◆ **Exercise brief**
Extract the records below word for word and ignore the images.

◆ **Information provided**
* * * *
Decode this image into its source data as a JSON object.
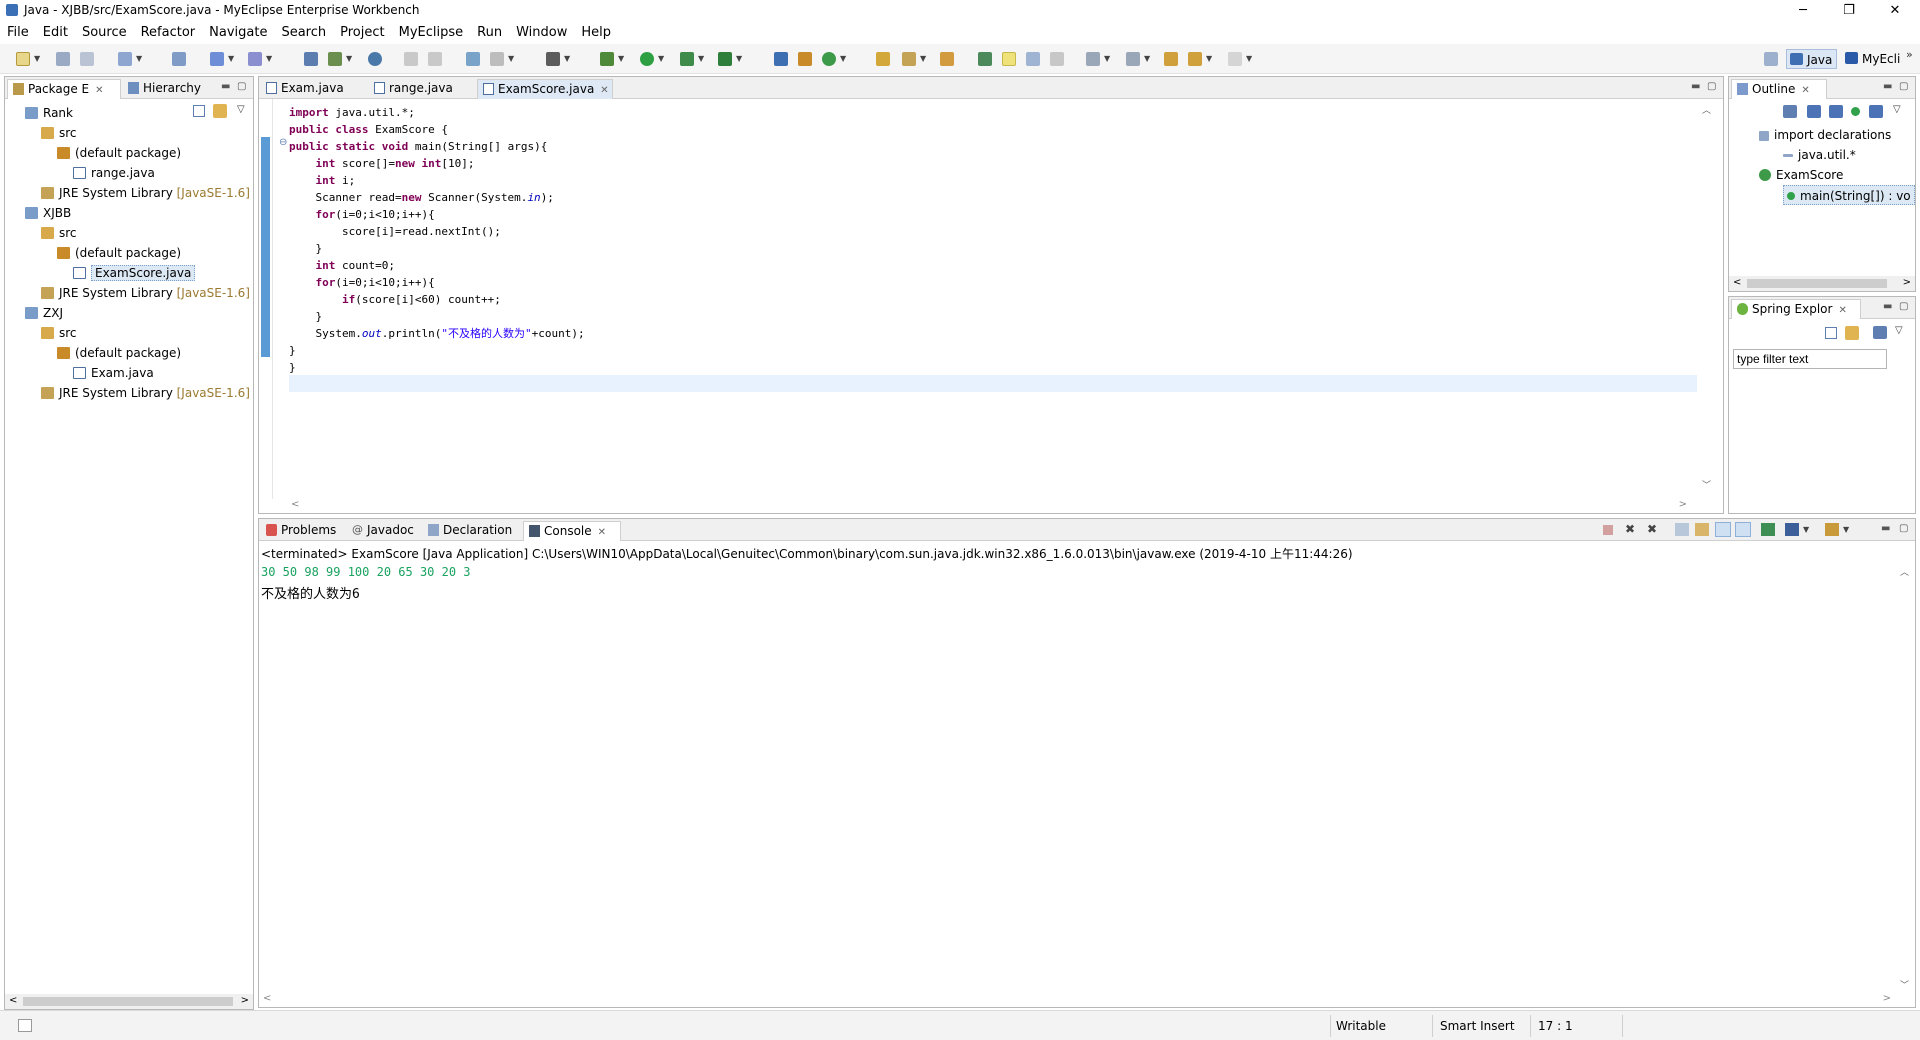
{
  "window": {
    "title": "Java - XJBB/src/ExamScore.java - MyEclipse Enterprise Workbench",
    "minimize": "─",
    "maximize": "❐",
    "close": "✕"
  },
  "menu": [
    "File",
    "Edit",
    "Source",
    "Refactor",
    "Navigate",
    "Search",
    "Project",
    "MyEclipse",
    "Run",
    "Window",
    "Help"
  ],
  "perspectives": [
    "Java",
    "MyEcli"
  ],
  "package_explorer": {
    "tabs": [
      "Package E",
      "Hierarchy"
    ],
    "tree": [
      {
        "label": "Rank",
        "icon": "project-icon"
      },
      {
        "label": "src",
        "icon": "source-folder-icon"
      },
      {
        "label": "(default package)",
        "icon": "package-icon"
      },
      {
        "label": "range.java",
        "icon": "java-file-icon"
      },
      {
        "label": "JRE System Library",
        "suffix": "[JavaSE-1.6]",
        "icon": "library-icon"
      },
      {
        "label": "XJBB",
        "icon": "project-icon"
      },
      {
        "label": "src",
        "icon": "source-folder-icon"
      },
      {
        "label": "(default package)",
        "icon": "package-icon"
      },
      {
        "label": "ExamScore.java",
        "icon": "java-file-icon",
        "selected": true
      },
      {
        "label": "JRE System Library",
        "suffix": "[JavaSE-1.6]",
        "icon": "library-icon"
      },
      {
        "label": "ZXJ",
        "icon": "project-icon"
      },
      {
        "label": "src",
        "icon": "source-folder-icon"
      },
      {
        "label": "(default package)",
        "icon": "package-icon"
      },
      {
        "label": "Exam.java",
        "icon": "java-file-icon"
      },
      {
        "label": "JRE System Library",
        "suffix": "[JavaSE-1.6]",
        "icon": "library-icon"
      }
    ]
  },
  "editor": {
    "tabs": [
      "Exam.java",
      "range.java",
      "ExamScore.java"
    ],
    "code": [
      [
        {
          "t": "import",
          "k": "kw"
        },
        {
          "t": " java.util.*;"
        }
      ],
      [
        {
          "t": "public",
          "k": "kw"
        },
        {
          "t": " "
        },
        {
          "t": "class",
          "k": "kw"
        },
        {
          "t": " ExamScore {"
        }
      ],
      [
        {
          "t": "public",
          "k": "kw"
        },
        {
          "t": " "
        },
        {
          "t": "static",
          "k": "kw"
        },
        {
          "t": " "
        },
        {
          "t": "void",
          "k": "kw"
        },
        {
          "t": " main(String[] args){"
        }
      ],
      [
        {
          "t": "    "
        },
        {
          "t": "int",
          "k": "kw"
        },
        {
          "t": " score[]="
        },
        {
          "t": "new",
          "k": "kw"
        },
        {
          "t": " "
        },
        {
          "t": "int",
          "k": "kw"
        },
        {
          "t": "[10];"
        }
      ],
      [
        {
          "t": "    "
        },
        {
          "t": "int",
          "k": "kw"
        },
        {
          "t": " i;"
        }
      ],
      [
        {
          "t": "    Scanner read="
        },
        {
          "t": "new",
          "k": "kw"
        },
        {
          "t": " Scanner(System."
        },
        {
          "t": "in",
          "k": "fld"
        },
        {
          "t": ");"
        }
      ],
      [
        {
          "t": "    "
        },
        {
          "t": "for",
          "k": "kw"
        },
        {
          "t": "(i=0;i<10;i++){"
        }
      ],
      [
        {
          "t": "        score[i]=read.nextInt();"
        }
      ],
      [
        {
          "t": "    }"
        }
      ],
      [
        {
          "t": "    "
        },
        {
          "t": "int",
          "k": "kw"
        },
        {
          "t": " count=0;"
        }
      ],
      [
        {
          "t": "    "
        },
        {
          "t": "for",
          "k": "kw"
        },
        {
          "t": "(i=0;i<10;i++){"
        }
      ],
      [
        {
          "t": "        "
        },
        {
          "t": "if",
          "k": "kw"
        },
        {
          "t": "(score[i]<60) count++;"
        }
      ],
      [
        {
          "t": "    }"
        }
      ],
      [
        {
          "t": "    System."
        },
        {
          "t": "out",
          "k": "fld"
        },
        {
          "t": ".println("
        },
        {
          "t": "\"不及格的人数为\"",
          "k": "str"
        },
        {
          "t": "+count);"
        }
      ],
      [
        {
          "t": "}"
        }
      ],
      [
        {
          "t": "}"
        }
      ]
    ]
  },
  "outline": {
    "tab": "Outline",
    "items": [
      "import declarations",
      "java.util.*",
      "ExamScore",
      "main(String[]) : vo"
    ]
  },
  "spring_explorer": {
    "tab": "Spring Explor",
    "filter_placeholder": "type filter text"
  },
  "bottom": {
    "tabs": [
      "Problems",
      "Javadoc",
      "Declaration",
      "Console"
    ],
    "console_header": "<terminated> ExamScore [Java Application] C:\\Users\\WIN10\\AppData\\Local\\Genuitec\\Common\\binary\\com.sun.java.jdk.win32.x86_1.6.0.013\\bin\\javaw.exe (2019-4-10 上午11:44:26)",
    "console_input": "30 50 98 99 100 20 65 30 20 3",
    "console_output": "不及格的人数为6"
  },
  "status": {
    "writable": "Writable",
    "insert_mode": "Smart Insert",
    "position": "17 : 1"
  }
}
* * * *
◆ **Solution to this exercise**
Decode this image into its source data as a JSON object.
{
  "window": {
    "title": "Java - XJBB/src/ExamScore.java - MyEclipse Enterprise Workbench",
    "minimize": "─",
    "maximize": "❐",
    "close": "✕"
  },
  "menu": [
    "File",
    "Edit",
    "Source",
    "Refactor",
    "Navigate",
    "Search",
    "Project",
    "MyEclipse",
    "Run",
    "Window",
    "Help"
  ],
  "perspectives": [
    "Java",
    "MyEcli"
  ],
  "package_explorer": {
    "tabs": [
      "Package E",
      "Hierarchy"
    ],
    "tree": [
      {
        "label": "Rank",
        "icon": "project-icon"
      },
      {
        "label": "src",
        "icon": "source-folder-icon"
      },
      {
        "label": "(default package)",
        "icon": "package-icon"
      },
      {
        "label": "range.java",
        "icon": "java-file-icon"
      },
      {
        "label": "JRE System Library",
        "suffix": "[JavaSE-1.6]",
        "icon": "library-icon"
      },
      {
        "label": "XJBB",
        "icon": "project-icon"
      },
      {
        "label": "src",
        "icon": "source-folder-icon"
      },
      {
        "label": "(default package)",
        "icon": "package-icon"
      },
      {
        "label": "ExamScore.java",
        "icon": "java-file-icon",
        "selected": true
      },
      {
        "label": "JRE System Library",
        "suffix": "[JavaSE-1.6]",
        "icon": "library-icon"
      },
      {
        "label": "ZXJ",
        "icon": "project-icon"
      },
      {
        "label": "src",
        "icon": "source-folder-icon"
      },
      {
        "label": "(default package)",
        "icon": "package-icon"
      },
      {
        "label": "Exam.java",
        "icon": "java-file-icon"
      },
      {
        "label": "JRE System Library",
        "suffix": "[JavaSE-1.6]",
        "icon": "library-icon"
      }
    ]
  },
  "editor": {
    "tabs": [
      "Exam.java",
      "range.java",
      "ExamScore.java"
    ],
    "code": [
      [
        {
          "t": "import",
          "k": "kw"
        },
        {
          "t": " java.util.*;"
        }
      ],
      [
        {
          "t": "public",
          "k": "kw"
        },
        {
          "t": " "
        },
        {
          "t": "class",
          "k": "kw"
        },
        {
          "t": " ExamScore {"
        }
      ],
      [
        {
          "t": "public",
          "k": "kw"
        },
        {
          "t": " "
        },
        {
          "t": "static",
          "k": "kw"
        },
        {
          "t": " "
        },
        {
          "t": "void",
          "k": "kw"
        },
        {
          "t": " main(String[] args){"
        }
      ],
      [
        {
          "t": "    "
        },
        {
          "t": "int",
          "k": "kw"
        },
        {
          "t": " score[]="
        },
        {
          "t": "new",
          "k": "kw"
        },
        {
          "t": " "
        },
        {
          "t": "int",
          "k": "kw"
        },
        {
          "t": "[10];"
        }
      ],
      [
        {
          "t": "    "
        },
        {
          "t": "int",
          "k": "kw"
        },
        {
          "t": " i;"
        }
      ],
      [
        {
          "t": "    Scanner read="
        },
        {
          "t": "new",
          "k": "kw"
        },
        {
          "t": " Scanner(System."
        },
        {
          "t": "in",
          "k": "fld"
        },
        {
          "t": ");"
        }
      ],
      [
        {
          "t": "    "
        },
        {
          "t": "for",
          "k": "kw"
        },
        {
          "t": "(i=0;i<10;i++){"
        }
      ],
      [
        {
          "t": "        score[i]=read.nextInt();"
        }
      ],
      [
        {
          "t": "    }"
        }
      ],
      [
        {
          "t": "    "
        },
        {
          "t": "int",
          "k": "kw"
        },
        {
          "t": " count=0;"
        }
      ],
      [
        {
          "t": "    "
        },
        {
          "t": "for",
          "k": "kw"
        },
        {
          "t": "(i=0;i<10;i++){"
        }
      ],
      [
        {
          "t": "        "
        },
        {
          "t": "if",
          "k": "kw"
        },
        {
          "t": "(score[i]<60) count++;"
        }
      ],
      [
        {
          "t": "    }"
        }
      ],
      [
        {
          "t": "    System."
        },
        {
          "t": "out",
          "k": "fld"
        },
        {
          "t": ".println("
        },
        {
          "t": "\"不及格的人数为\"",
          "k": "str"
        },
        {
          "t": "+count);"
        }
      ],
      [
        {
          "t": "}"
        }
      ],
      [
        {
          "t": "}"
        }
      ]
    ]
  },
  "outline": {
    "tab": "Outline",
    "items": [
      "import declarations",
      "java.util.*",
      "ExamScore",
      "main(String[]) : vo"
    ]
  },
  "spring_explorer": {
    "tab": "Spring Explor",
    "filter_placeholder": "type filter text"
  },
  "bottom": {
    "tabs": [
      "Problems",
      "Javadoc",
      "Declaration",
      "Console"
    ],
    "console_header": "<terminated> ExamScore [Java Application] C:\\Users\\WIN10\\AppData\\Local\\Genuitec\\Common\\binary\\com.sun.java.jdk.win32.x86_1.6.0.013\\bin\\javaw.exe (2019-4-10 上午11:44:26)",
    "console_input": "30 50 98 99 100 20 65 30 20 3",
    "console_output": "不及格的人数为6"
  },
  "status": {
    "writable": "Writable",
    "insert_mode": "Smart Insert",
    "position": "17 : 1"
  }
}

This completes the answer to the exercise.